§ Data to use
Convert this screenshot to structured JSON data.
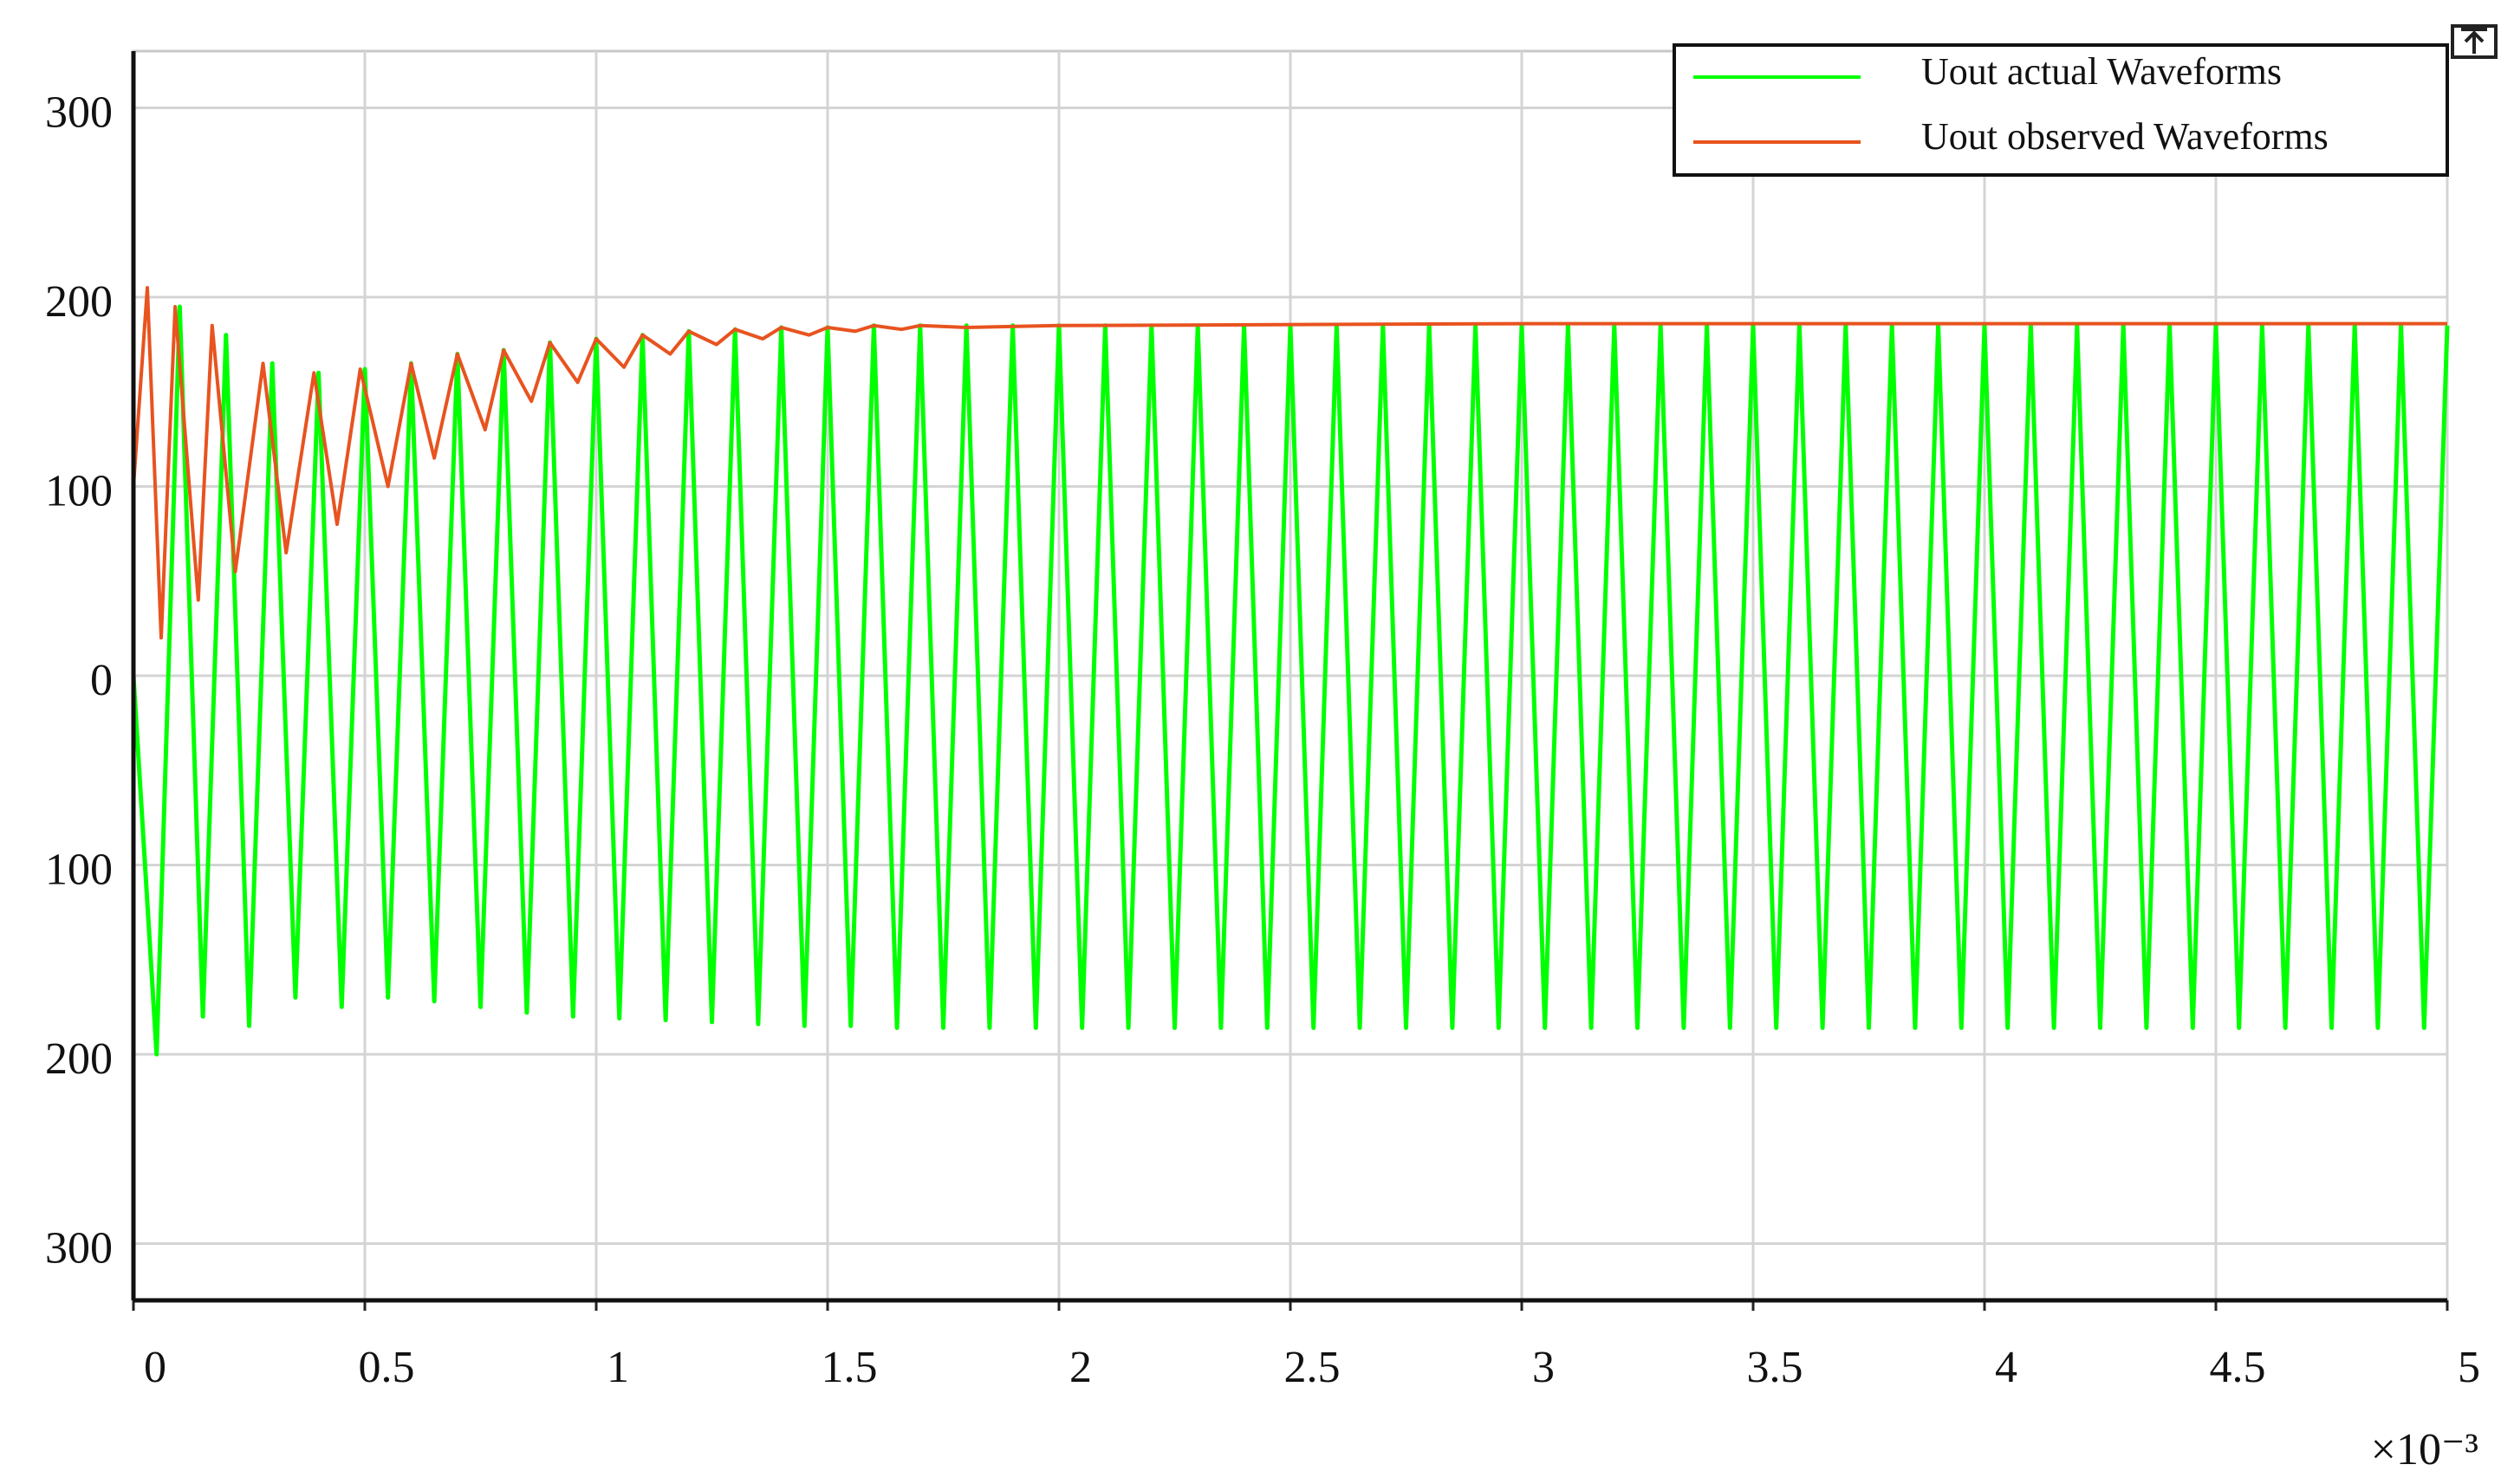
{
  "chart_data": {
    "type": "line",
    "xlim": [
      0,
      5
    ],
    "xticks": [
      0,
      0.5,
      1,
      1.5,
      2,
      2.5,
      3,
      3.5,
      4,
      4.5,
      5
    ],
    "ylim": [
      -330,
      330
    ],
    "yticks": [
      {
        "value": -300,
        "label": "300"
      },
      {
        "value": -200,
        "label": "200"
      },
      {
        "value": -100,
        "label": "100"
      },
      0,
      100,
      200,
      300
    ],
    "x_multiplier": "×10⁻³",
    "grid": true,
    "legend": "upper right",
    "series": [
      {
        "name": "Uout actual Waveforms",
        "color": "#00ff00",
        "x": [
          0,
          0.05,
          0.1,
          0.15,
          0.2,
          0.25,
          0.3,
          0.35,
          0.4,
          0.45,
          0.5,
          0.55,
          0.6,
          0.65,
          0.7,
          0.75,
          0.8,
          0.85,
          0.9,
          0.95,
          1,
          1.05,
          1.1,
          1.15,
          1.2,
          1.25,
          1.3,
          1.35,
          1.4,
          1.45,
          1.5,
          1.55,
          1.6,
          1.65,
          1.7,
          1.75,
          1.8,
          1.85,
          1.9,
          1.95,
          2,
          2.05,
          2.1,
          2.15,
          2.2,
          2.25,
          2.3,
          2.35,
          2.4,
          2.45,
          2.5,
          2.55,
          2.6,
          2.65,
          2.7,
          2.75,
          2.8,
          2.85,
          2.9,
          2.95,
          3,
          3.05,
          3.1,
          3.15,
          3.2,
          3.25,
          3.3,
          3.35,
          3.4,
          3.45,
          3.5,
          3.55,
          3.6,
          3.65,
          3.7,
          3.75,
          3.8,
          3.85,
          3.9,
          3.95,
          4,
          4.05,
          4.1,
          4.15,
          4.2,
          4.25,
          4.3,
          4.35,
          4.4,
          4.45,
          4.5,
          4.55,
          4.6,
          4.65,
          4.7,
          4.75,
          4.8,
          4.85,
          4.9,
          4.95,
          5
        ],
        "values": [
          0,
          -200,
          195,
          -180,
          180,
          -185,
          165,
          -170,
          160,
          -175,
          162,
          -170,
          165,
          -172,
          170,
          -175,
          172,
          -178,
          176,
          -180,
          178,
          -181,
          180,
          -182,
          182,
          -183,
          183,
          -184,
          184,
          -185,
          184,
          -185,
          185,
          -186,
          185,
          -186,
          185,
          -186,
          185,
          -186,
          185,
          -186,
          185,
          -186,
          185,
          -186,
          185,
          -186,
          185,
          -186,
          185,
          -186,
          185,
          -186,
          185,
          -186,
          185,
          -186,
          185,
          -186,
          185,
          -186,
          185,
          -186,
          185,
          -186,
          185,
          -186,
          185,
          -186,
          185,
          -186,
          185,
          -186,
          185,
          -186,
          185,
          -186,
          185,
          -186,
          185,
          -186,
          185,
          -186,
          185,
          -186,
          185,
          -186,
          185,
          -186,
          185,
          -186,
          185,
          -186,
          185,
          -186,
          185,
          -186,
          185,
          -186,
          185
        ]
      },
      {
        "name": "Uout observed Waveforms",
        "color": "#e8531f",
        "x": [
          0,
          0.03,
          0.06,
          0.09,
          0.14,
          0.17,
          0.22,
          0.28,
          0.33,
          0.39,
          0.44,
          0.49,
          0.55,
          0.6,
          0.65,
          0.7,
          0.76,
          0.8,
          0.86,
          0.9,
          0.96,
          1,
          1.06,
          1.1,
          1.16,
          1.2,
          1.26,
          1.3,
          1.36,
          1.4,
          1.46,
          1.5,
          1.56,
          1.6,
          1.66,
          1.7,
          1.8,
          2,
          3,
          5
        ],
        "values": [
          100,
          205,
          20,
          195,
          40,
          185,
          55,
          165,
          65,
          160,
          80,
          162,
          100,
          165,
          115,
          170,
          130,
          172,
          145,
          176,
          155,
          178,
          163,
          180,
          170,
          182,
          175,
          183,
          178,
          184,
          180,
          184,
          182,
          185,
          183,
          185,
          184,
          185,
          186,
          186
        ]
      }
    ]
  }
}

§ Instruction
Return the listing above unchanged, apart from dropping its pictures.

§ Final answer
Convert this screenshot to structured JSON data.
{
  "chart_data": {
    "type": "line",
    "xlim": [
      0,
      5
    ],
    "xticks": [
      0,
      0.5,
      1,
      1.5,
      2,
      2.5,
      3,
      3.5,
      4,
      4.5,
      5
    ],
    "ylim": [
      -330,
      330
    ],
    "yticks": [
      {
        "value": -300,
        "label": "300"
      },
      {
        "value": -200,
        "label": "200"
      },
      {
        "value": -100,
        "label": "100"
      },
      0,
      100,
      200,
      300
    ],
    "x_multiplier": "×10⁻³",
    "grid": true,
    "legend": "upper right",
    "series": [
      {
        "name": "Uout actual Waveforms",
        "color": "#00ff00",
        "x": [
          0,
          0.05,
          0.1,
          0.15,
          0.2,
          0.25,
          0.3,
          0.35,
          0.4,
          0.45,
          0.5,
          0.55,
          0.6,
          0.65,
          0.7,
          0.75,
          0.8,
          0.85,
          0.9,
          0.95,
          1,
          1.05,
          1.1,
          1.15,
          1.2,
          1.25,
          1.3,
          1.35,
          1.4,
          1.45,
          1.5,
          1.55,
          1.6,
          1.65,
          1.7,
          1.75,
          1.8,
          1.85,
          1.9,
          1.95,
          2,
          2.05,
          2.1,
          2.15,
          2.2,
          2.25,
          2.3,
          2.35,
          2.4,
          2.45,
          2.5,
          2.55,
          2.6,
          2.65,
          2.7,
          2.75,
          2.8,
          2.85,
          2.9,
          2.95,
          3,
          3.05,
          3.1,
          3.15,
          3.2,
          3.25,
          3.3,
          3.35,
          3.4,
          3.45,
          3.5,
          3.55,
          3.6,
          3.65,
          3.7,
          3.75,
          3.8,
          3.85,
          3.9,
          3.95,
          4,
          4.05,
          4.1,
          4.15,
          4.2,
          4.25,
          4.3,
          4.35,
          4.4,
          4.45,
          4.5,
          4.55,
          4.6,
          4.65,
          4.7,
          4.75,
          4.8,
          4.85,
          4.9,
          4.95,
          5
        ],
        "values": [
          0,
          -200,
          195,
          -180,
          180,
          -185,
          165,
          -170,
          160,
          -175,
          162,
          -170,
          165,
          -172,
          170,
          -175,
          172,
          -178,
          176,
          -180,
          178,
          -181,
          180,
          -182,
          182,
          -183,
          183,
          -184,
          184,
          -185,
          184,
          -185,
          185,
          -186,
          185,
          -186,
          185,
          -186,
          185,
          -186,
          185,
          -186,
          185,
          -186,
          185,
          -186,
          185,
          -186,
          185,
          -186,
          185,
          -186,
          185,
          -186,
          185,
          -186,
          185,
          -186,
          185,
          -186,
          185,
          -186,
          185,
          -186,
          185,
          -186,
          185,
          -186,
          185,
          -186,
          185,
          -186,
          185,
          -186,
          185,
          -186,
          185,
          -186,
          185,
          -186,
          185,
          -186,
          185,
          -186,
          185,
          -186,
          185,
          -186,
          185,
          -186,
          185,
          -186,
          185,
          -186,
          185,
          -186,
          185,
          -186,
          185,
          -186,
          185
        ]
      },
      {
        "name": "Uout observed Waveforms",
        "color": "#e8531f",
        "x": [
          0,
          0.03,
          0.06,
          0.09,
          0.14,
          0.17,
          0.22,
          0.28,
          0.33,
          0.39,
          0.44,
          0.49,
          0.55,
          0.6,
          0.65,
          0.7,
          0.76,
          0.8,
          0.86,
          0.9,
          0.96,
          1,
          1.06,
          1.1,
          1.16,
          1.2,
          1.26,
          1.3,
          1.36,
          1.4,
          1.46,
          1.5,
          1.56,
          1.6,
          1.66,
          1.7,
          1.8,
          2,
          3,
          5
        ],
        "values": [
          100,
          205,
          20,
          195,
          40,
          185,
          55,
          165,
          65,
          160,
          80,
          162,
          100,
          165,
          115,
          170,
          130,
          172,
          145,
          176,
          155,
          178,
          163,
          180,
          170,
          182,
          175,
          183,
          178,
          184,
          180,
          184,
          182,
          185,
          183,
          185,
          184,
          185,
          186,
          186
        ]
      }
    ]
  }
}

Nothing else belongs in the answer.